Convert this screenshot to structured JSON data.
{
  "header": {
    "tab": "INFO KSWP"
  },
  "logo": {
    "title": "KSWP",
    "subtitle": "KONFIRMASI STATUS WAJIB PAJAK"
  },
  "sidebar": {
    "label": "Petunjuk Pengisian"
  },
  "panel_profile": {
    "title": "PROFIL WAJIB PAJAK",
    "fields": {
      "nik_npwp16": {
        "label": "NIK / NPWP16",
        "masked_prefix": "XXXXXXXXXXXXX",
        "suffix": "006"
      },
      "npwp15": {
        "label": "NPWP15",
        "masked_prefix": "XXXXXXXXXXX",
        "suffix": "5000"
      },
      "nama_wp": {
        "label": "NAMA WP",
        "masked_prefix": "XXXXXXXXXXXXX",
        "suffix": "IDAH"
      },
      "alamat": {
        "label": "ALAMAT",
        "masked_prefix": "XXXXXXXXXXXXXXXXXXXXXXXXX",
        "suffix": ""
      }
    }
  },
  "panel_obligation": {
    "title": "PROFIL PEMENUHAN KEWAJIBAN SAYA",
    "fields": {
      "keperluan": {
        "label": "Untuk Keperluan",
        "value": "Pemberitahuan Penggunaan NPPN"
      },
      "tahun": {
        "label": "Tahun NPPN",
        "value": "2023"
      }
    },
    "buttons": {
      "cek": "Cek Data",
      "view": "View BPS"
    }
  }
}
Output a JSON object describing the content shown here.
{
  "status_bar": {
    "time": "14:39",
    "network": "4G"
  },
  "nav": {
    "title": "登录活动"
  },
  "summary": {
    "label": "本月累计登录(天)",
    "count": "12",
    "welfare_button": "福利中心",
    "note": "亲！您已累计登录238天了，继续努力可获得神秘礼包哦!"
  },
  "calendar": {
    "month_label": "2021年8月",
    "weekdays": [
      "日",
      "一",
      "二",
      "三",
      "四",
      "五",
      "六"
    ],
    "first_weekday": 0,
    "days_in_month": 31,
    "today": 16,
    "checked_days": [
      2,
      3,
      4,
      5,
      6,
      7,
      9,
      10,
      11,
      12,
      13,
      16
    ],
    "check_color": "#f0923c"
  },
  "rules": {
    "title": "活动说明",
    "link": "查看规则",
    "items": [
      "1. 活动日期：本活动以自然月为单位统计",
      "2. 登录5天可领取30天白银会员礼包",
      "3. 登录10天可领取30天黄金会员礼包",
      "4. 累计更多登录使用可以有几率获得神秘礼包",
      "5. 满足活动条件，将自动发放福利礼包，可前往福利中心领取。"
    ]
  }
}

--------

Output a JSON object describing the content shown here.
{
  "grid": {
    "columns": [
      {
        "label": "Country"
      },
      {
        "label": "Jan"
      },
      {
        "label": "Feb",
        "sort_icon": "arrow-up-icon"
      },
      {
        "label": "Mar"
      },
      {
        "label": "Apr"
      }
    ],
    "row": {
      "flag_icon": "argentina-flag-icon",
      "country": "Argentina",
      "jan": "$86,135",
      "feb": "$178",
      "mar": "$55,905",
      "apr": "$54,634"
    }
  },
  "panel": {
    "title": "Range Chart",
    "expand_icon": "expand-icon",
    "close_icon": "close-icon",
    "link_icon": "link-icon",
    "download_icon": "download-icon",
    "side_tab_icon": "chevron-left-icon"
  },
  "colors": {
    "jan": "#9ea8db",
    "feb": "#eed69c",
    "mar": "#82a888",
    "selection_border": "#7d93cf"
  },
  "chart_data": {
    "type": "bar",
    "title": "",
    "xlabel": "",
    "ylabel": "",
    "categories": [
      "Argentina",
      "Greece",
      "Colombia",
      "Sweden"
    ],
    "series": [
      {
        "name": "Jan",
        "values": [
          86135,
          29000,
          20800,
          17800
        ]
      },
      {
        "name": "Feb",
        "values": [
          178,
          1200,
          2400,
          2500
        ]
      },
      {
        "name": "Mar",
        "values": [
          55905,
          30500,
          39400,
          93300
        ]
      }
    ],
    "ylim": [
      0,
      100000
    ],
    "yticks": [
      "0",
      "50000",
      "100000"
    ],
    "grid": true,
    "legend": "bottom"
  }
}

--------

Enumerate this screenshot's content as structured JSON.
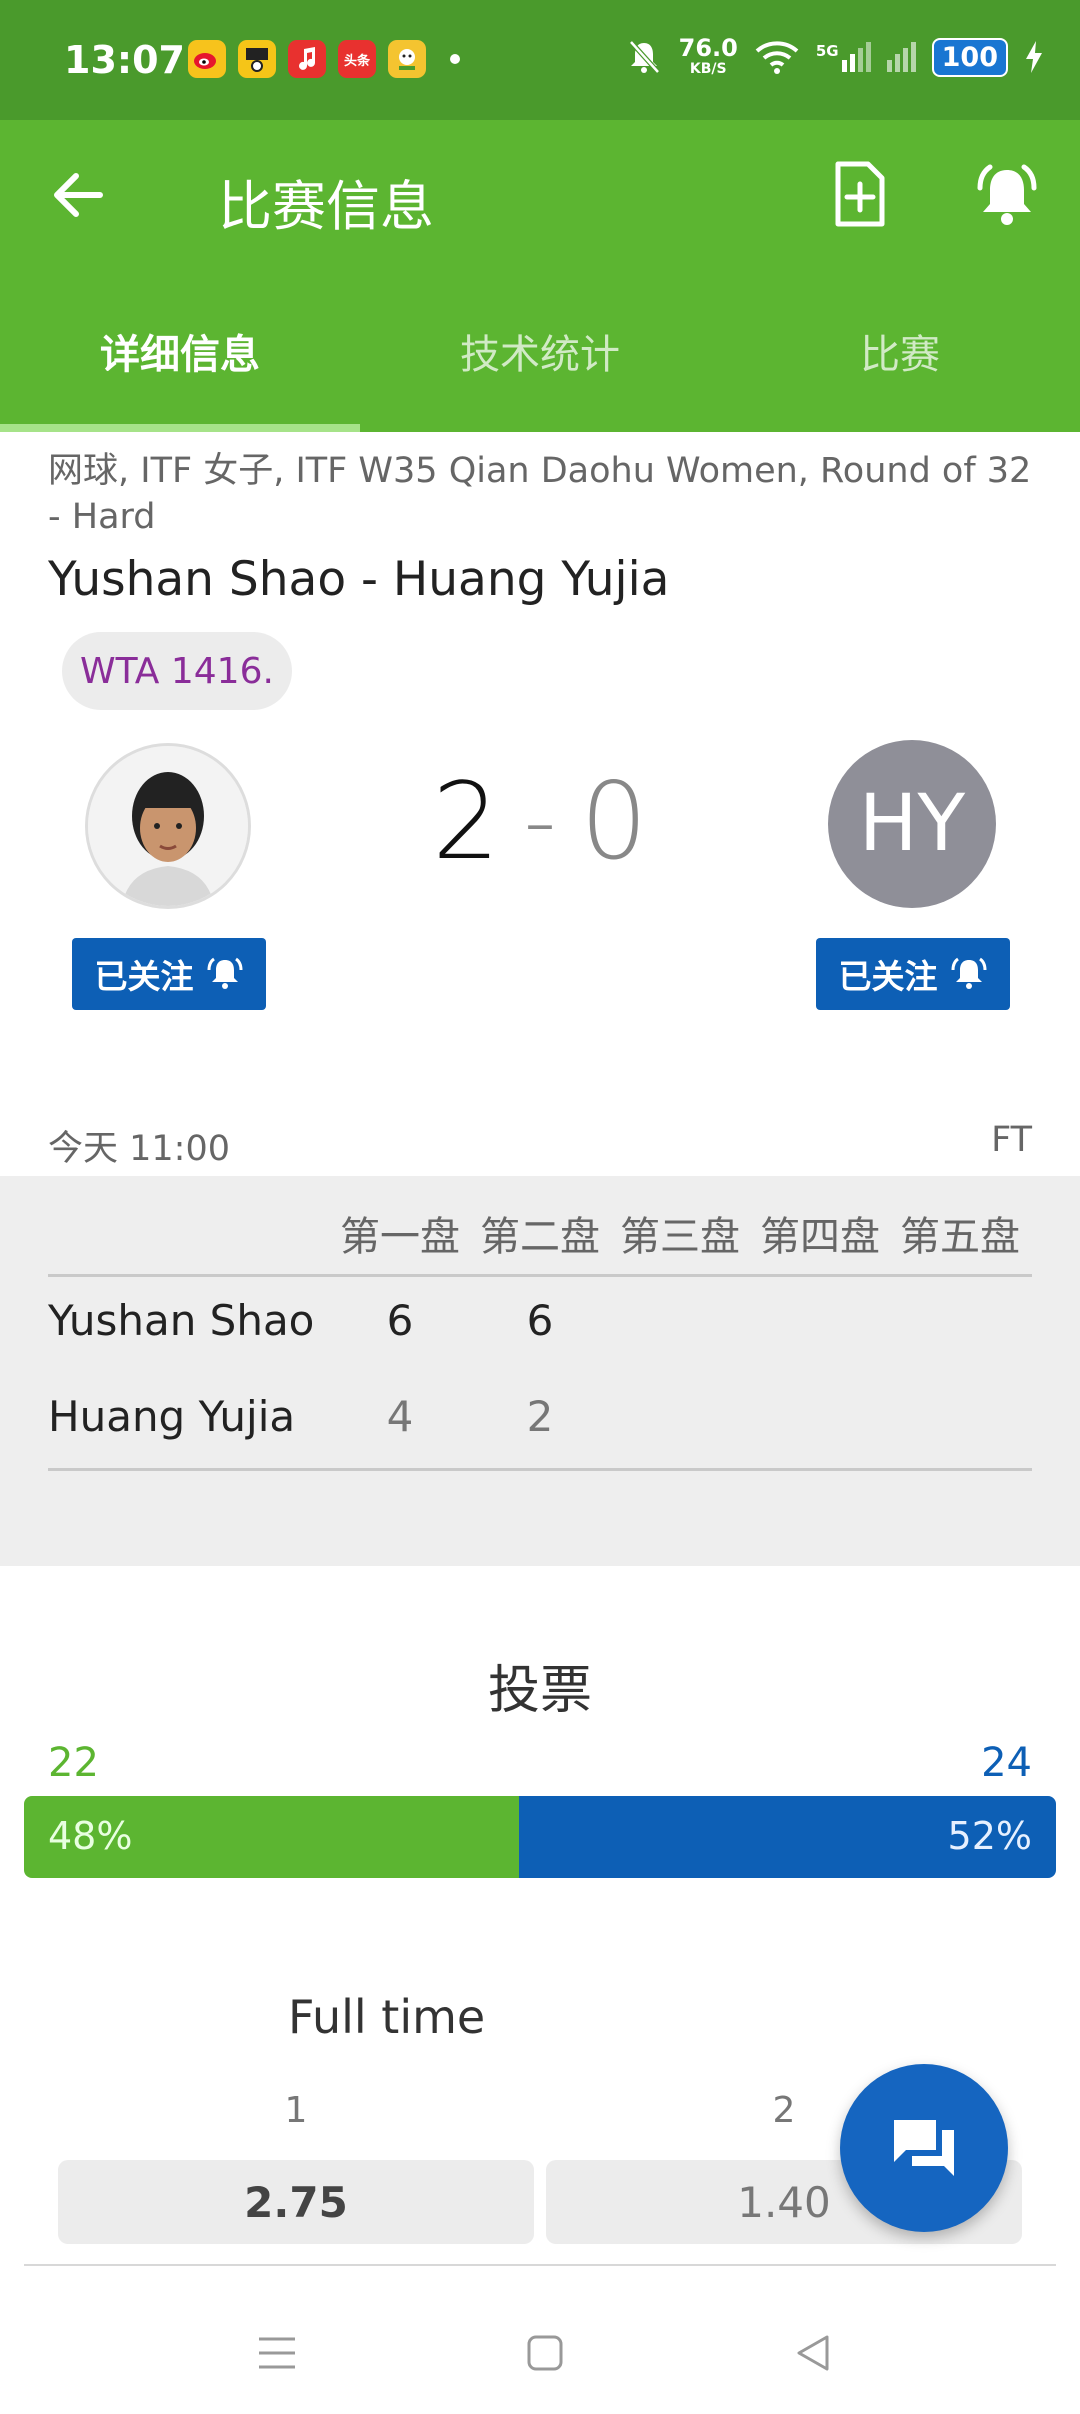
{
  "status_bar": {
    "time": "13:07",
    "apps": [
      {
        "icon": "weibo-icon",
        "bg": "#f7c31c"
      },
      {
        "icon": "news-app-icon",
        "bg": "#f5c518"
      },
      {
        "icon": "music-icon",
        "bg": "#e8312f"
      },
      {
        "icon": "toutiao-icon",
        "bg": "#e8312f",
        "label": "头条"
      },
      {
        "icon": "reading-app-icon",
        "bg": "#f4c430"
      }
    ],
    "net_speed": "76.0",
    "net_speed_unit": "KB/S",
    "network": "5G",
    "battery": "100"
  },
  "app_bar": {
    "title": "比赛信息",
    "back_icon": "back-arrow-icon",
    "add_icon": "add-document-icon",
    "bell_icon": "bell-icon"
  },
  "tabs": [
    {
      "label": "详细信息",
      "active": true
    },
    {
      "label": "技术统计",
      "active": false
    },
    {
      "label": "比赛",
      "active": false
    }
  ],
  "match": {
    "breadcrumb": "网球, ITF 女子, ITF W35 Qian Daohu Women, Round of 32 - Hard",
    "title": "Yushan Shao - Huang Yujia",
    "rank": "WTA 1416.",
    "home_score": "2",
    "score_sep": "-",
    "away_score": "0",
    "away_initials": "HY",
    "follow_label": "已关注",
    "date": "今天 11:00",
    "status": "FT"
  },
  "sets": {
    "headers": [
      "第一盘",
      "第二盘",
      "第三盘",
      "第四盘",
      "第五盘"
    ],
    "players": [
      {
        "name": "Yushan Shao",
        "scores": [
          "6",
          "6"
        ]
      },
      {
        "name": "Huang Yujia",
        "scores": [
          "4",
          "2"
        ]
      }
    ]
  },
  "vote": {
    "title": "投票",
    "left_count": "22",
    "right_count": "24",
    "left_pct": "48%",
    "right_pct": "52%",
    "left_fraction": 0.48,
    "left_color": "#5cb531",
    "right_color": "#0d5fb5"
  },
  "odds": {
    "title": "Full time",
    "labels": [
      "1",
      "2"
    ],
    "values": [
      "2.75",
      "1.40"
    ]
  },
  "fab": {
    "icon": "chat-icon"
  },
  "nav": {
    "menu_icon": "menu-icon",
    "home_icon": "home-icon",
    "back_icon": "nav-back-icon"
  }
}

--------

▶ _Task goal_
Scan the listing above for the word "suffix" and copy every line that holds it.

▶ _Exercise answer_
        "suffix": "006"
        "suffix": "5000"
        "suffix": "IDAH"
        "suffix": ""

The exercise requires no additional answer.